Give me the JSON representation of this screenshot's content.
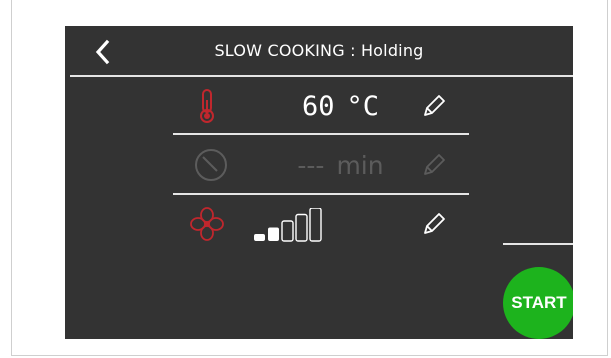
{
  "header": {
    "title": "SLOW COOKING : Holding"
  },
  "temperature": {
    "icon": "thermometer-icon",
    "value": "60",
    "unit": "°C",
    "color": "#c0272d"
  },
  "time": {
    "icon": "clock-icon",
    "value": "---",
    "unit": "min",
    "enabled": false
  },
  "fan": {
    "icon": "fan-icon",
    "level": 2,
    "max_level": 5,
    "color": "#c0272d"
  },
  "start_button": {
    "label": "START",
    "color": "#1db31d"
  }
}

========

Problem to work on: Copy every entry word for word, but omit the pictures.

Full response:
Give me the JSON representation of this screenshot's content.
{
  "header": {
    "title": "SLOW COOKING : Holding"
  },
  "temperature": {
    "icon": "thermometer-icon",
    "value": "60",
    "unit": "°C",
    "color": "#c0272d"
  },
  "time": {
    "icon": "clock-icon",
    "value": "---",
    "unit": "min",
    "enabled": false
  },
  "fan": {
    "icon": "fan-icon",
    "level": 2,
    "max_level": 5,
    "color": "#c0272d"
  },
  "start_button": {
    "label": "START",
    "color": "#1db31d"
  }
}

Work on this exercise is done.